WHAT YOU HAVE TO DO:
Write the data out again exactly, dropping any images it holds.

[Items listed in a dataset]
:::::

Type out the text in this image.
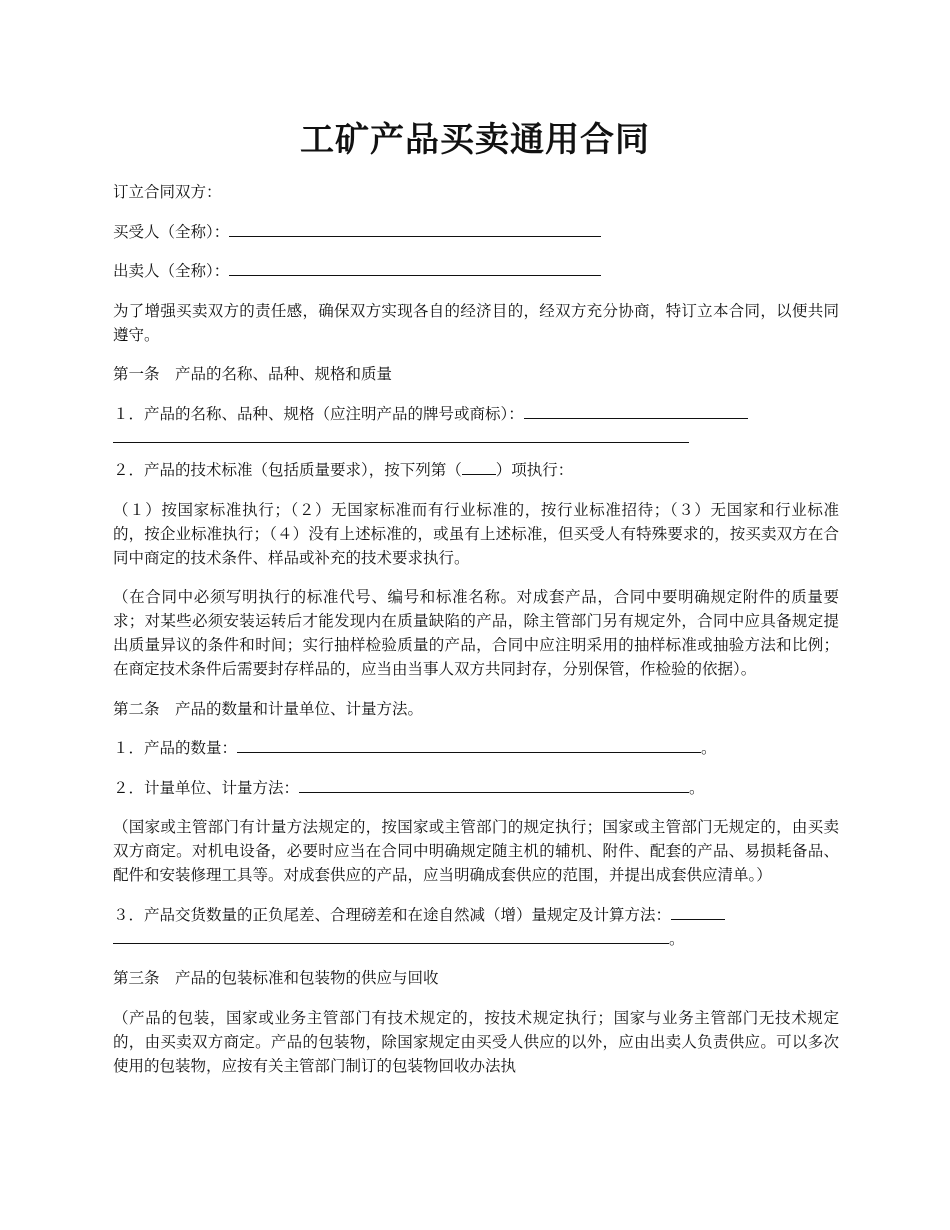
工矿产品买卖通用合同

订立合同双方：

买受人（全称）：

出卖人（全称）：

为了增强买卖双方的责任感，确保双方实现各自的经济目的，经双方充分协商，特订立本合同，以便共同遵守。

第一条　产品的名称、品种、规格和质量

１．产品的名称、品种、规格（应注明产品的牌号或商标）：

２．产品的技术标准（包括质量要求），按下列第（ ）项执行：

（１）按国家标准执行；（２）无国家标准而有行业标准的，按行业标准招待；（３）无国家和行业标准的，按企业标准执行；（４）没有上述标准的，或虽有上述标准，但买受人有特殊要求的，按买卖双方在合同中商定的技术条件、样品或补充的技术要求执行。

（在合同中必须写明执行的标准代号、编号和标准名称。对成套产品，合同中要明确规定附件的质量要求；对某些必须安装运转后才能发现内在质量缺陷的产品，除主管部门另有规定外，合同中应具备规定提出质量异议的条件和时间；实行抽样检验质量的产品，合同中应注明采用的抽样标准或抽验方法和比例；在商定技术条件后需要封存样品的，应当由当事人双方共同封存，分别保管，作检验的依据）。

第二条　产品的数量和计量单位、计量方法。

１．产品的数量：	。

２．计量单位、计量方法：	。

（国家或主管部门有计量方法规定的，按国家或主管部门的规定执行；国家或主管部门无规定的，由买卖双方商定。对机电设备，必要时应当在合同中明确规定随主机的辅机、附件、配套的产品、易损耗备品、配件和安装修理工具等。对成套供应的产品，应当明确成套供应的范围，并提出成套供应清单。）

３．产品交货数量的正负尾差、合理磅差和在途自然减（增）量规定及计算方法：
。

第三条　产品的包装标准和包装物的供应与回收

（产品的包装，国家或业务主管部门有技术规定的，按技术规定执行；国家与业务主管部门无技术规定的，由买卖双方商定。产品的包装物，除国家规定由买受人供应的以外，应由出卖人负责供应。可以多次使用的包装物，应按有关主管部门制订的包装物回收办法执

:::::

SOLUTION:
Type out the text in this image.
工矿产品买卖通用合同

订立合同双方：

买受人（全称）：

出卖人（全称）：

为了增强买卖双方的责任感，确保双方实现各自的经济目的，经双方充分协商，特订立本合同，以便共同遵守。

第一条　产品的名称、品种、规格和质量

１．产品的名称、品种、规格（应注明产品的牌号或商标）：

２．产品的技术标准（包括质量要求），按下列第（ ）项执行：

（１）按国家标准执行；（２）无国家标准而有行业标准的，按行业标准招待；（３）无国家和行业标准的，按企业标准执行；（４）没有上述标准的，或虽有上述标准，但买受人有特殊要求的，按买卖双方在合同中商定的技术条件、样品或补充的技术要求执行。

（在合同中必须写明执行的标准代号、编号和标准名称。对成套产品，合同中要明确规定附件的质量要求；对某些必须安装运转后才能发现内在质量缺陷的产品，除主管部门另有规定外，合同中应具备规定提出质量异议的条件和时间；实行抽样检验质量的产品，合同中应注明采用的抽样标准或抽验方法和比例；在商定技术条件后需要封存样品的，应当由当事人双方共同封存，分别保管，作检验的依据）。

第二条　产品的数量和计量单位、计量方法。

１．产品的数量：	。

２．计量单位、计量方法：	。

（国家或主管部门有计量方法规定的，按国家或主管部门的规定执行；国家或主管部门无规定的，由买卖双方商定。对机电设备，必要时应当在合同中明确规定随主机的辅机、附件、配套的产品、易损耗备品、配件和安装修理工具等。对成套供应的产品，应当明确成套供应的范围，并提出成套供应清单。）

３．产品交货数量的正负尾差、合理磅差和在途自然减（增）量规定及计算方法：
。

第三条　产品的包装标准和包装物的供应与回收

（产品的包装，国家或业务主管部门有技术规定的，按技术规定执行；国家与业务主管部门无技术规定的，由买卖双方商定。产品的包装物，除国家规定由买受人供应的以外，应由出卖人负责供应。可以多次使用的包装物，应按有关主管部门制订的包装物回收办法执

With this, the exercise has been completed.